> _GOAL_
Put the records from their first line through the line that contains "timestamp: 昨天 下午11:54", both included, into a JSON list of strings with one string per line and blank lines left out.

---------------

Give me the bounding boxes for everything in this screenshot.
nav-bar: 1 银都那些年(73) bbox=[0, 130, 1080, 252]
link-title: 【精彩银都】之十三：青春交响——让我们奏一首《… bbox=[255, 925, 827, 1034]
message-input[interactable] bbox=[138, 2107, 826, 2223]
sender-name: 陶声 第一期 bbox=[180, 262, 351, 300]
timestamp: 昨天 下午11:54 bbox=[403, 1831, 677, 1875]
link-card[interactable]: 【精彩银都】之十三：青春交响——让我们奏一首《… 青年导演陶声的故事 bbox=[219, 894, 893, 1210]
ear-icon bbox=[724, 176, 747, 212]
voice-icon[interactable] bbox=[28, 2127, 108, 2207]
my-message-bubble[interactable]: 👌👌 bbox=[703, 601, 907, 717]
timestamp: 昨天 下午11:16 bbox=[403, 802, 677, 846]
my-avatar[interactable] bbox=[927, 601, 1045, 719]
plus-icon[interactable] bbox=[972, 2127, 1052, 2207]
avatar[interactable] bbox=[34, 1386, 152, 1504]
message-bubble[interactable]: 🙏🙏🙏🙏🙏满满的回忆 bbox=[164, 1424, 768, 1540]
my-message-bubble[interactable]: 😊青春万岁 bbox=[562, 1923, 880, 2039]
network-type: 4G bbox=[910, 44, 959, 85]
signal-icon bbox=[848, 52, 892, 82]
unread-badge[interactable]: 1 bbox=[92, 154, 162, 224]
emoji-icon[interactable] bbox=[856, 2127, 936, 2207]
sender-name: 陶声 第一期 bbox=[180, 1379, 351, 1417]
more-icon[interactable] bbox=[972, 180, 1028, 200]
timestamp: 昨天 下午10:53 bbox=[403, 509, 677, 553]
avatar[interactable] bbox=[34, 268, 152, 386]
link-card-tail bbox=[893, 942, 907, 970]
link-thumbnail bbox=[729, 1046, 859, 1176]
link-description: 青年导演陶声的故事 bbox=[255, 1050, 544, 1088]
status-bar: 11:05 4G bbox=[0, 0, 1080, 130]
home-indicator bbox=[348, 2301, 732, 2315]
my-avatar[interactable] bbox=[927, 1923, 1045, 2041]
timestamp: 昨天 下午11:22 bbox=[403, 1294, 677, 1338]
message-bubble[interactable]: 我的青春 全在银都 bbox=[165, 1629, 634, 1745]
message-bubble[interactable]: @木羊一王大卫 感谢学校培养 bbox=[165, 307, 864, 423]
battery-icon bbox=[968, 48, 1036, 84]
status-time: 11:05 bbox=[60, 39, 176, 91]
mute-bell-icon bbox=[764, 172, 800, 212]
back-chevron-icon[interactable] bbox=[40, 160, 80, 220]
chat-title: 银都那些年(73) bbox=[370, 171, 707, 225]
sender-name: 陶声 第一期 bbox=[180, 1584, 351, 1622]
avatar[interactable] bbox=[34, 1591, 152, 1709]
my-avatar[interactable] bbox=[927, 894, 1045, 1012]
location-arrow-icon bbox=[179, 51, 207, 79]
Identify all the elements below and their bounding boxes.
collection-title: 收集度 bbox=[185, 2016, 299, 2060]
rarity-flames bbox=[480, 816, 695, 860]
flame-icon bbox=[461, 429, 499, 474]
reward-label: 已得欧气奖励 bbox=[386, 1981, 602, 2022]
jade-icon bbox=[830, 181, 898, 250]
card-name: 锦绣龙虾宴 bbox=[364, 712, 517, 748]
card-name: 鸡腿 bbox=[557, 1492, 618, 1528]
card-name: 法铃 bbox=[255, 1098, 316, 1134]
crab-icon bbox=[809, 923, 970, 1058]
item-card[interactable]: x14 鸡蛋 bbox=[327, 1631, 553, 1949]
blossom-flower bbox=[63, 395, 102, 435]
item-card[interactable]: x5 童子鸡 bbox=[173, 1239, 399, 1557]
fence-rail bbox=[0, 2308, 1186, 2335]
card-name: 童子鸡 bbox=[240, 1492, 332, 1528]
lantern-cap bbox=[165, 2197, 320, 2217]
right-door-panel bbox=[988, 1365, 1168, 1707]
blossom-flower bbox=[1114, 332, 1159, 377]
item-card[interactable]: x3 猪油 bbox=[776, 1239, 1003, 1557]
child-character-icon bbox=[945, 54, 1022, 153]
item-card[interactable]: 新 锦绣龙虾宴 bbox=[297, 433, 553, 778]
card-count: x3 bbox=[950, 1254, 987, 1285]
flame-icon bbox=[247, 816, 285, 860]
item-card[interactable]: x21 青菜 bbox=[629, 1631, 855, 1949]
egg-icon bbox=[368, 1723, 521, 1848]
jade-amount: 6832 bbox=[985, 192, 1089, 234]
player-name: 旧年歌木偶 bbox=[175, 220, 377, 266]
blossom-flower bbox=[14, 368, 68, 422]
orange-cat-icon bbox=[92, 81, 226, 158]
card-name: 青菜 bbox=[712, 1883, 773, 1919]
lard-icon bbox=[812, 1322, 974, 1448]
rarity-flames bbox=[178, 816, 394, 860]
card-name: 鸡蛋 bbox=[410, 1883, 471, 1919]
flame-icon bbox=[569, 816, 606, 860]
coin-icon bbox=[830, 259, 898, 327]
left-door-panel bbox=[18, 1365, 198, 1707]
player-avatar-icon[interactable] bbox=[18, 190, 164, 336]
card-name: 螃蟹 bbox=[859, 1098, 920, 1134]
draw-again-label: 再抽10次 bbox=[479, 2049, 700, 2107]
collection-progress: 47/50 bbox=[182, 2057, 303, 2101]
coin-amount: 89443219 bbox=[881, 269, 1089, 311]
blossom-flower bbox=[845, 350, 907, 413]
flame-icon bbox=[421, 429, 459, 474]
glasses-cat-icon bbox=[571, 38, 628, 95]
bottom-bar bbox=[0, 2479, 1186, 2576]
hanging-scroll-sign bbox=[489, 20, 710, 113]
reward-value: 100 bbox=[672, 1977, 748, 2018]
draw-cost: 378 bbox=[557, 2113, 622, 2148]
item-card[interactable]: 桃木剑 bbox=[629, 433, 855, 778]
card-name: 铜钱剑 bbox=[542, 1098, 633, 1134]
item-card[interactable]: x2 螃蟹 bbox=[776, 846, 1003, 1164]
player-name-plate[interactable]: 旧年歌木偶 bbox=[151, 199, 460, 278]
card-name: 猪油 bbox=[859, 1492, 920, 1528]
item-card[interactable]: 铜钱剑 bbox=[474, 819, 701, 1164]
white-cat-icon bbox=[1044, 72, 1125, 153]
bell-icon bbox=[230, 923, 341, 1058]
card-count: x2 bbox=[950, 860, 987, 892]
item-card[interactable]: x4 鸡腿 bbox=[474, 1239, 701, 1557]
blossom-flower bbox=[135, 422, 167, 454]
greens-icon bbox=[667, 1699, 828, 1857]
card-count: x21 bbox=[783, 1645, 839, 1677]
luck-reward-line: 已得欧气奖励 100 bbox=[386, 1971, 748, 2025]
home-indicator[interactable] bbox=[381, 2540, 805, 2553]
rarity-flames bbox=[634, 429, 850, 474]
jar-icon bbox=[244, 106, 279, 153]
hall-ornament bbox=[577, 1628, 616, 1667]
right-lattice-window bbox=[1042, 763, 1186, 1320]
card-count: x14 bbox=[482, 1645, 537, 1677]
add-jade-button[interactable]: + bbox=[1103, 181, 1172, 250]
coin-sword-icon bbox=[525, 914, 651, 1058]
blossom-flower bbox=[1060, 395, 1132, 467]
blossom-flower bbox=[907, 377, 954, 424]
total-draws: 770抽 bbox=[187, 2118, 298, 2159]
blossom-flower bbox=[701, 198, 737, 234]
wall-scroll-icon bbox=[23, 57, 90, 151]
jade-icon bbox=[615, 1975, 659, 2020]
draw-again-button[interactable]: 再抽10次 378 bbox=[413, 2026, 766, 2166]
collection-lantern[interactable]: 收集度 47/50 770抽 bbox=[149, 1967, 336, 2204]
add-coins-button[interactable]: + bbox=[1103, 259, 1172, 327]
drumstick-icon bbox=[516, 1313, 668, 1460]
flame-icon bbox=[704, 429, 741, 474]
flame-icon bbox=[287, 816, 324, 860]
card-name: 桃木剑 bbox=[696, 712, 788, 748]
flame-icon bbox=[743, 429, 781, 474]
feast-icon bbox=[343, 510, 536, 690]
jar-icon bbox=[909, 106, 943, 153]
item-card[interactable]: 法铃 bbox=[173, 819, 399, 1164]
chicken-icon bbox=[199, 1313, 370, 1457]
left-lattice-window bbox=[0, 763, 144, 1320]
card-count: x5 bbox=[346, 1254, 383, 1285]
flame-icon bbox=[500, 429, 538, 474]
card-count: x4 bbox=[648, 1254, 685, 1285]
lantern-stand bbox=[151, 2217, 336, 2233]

---------------

> _COMPLETE OUTPUT_
[
  "Give me the bounding boxes for everything in this screenshot.",
  "nav-bar: 1 银都那些年(73) bbox=[0, 130, 1080, 252]",
  "link-title: 【精彩银都】之十三：青春交响——让我们奏一首《… bbox=[255, 925, 827, 1034]",
  "message-input[interactable] bbox=[138, 2107, 826, 2223]",
  "sender-name: 陶声 第一期 bbox=[180, 262, 351, 300]",
  "timestamp: 昨天 下午11:54 bbox=[403, 1831, 677, 1875]"
]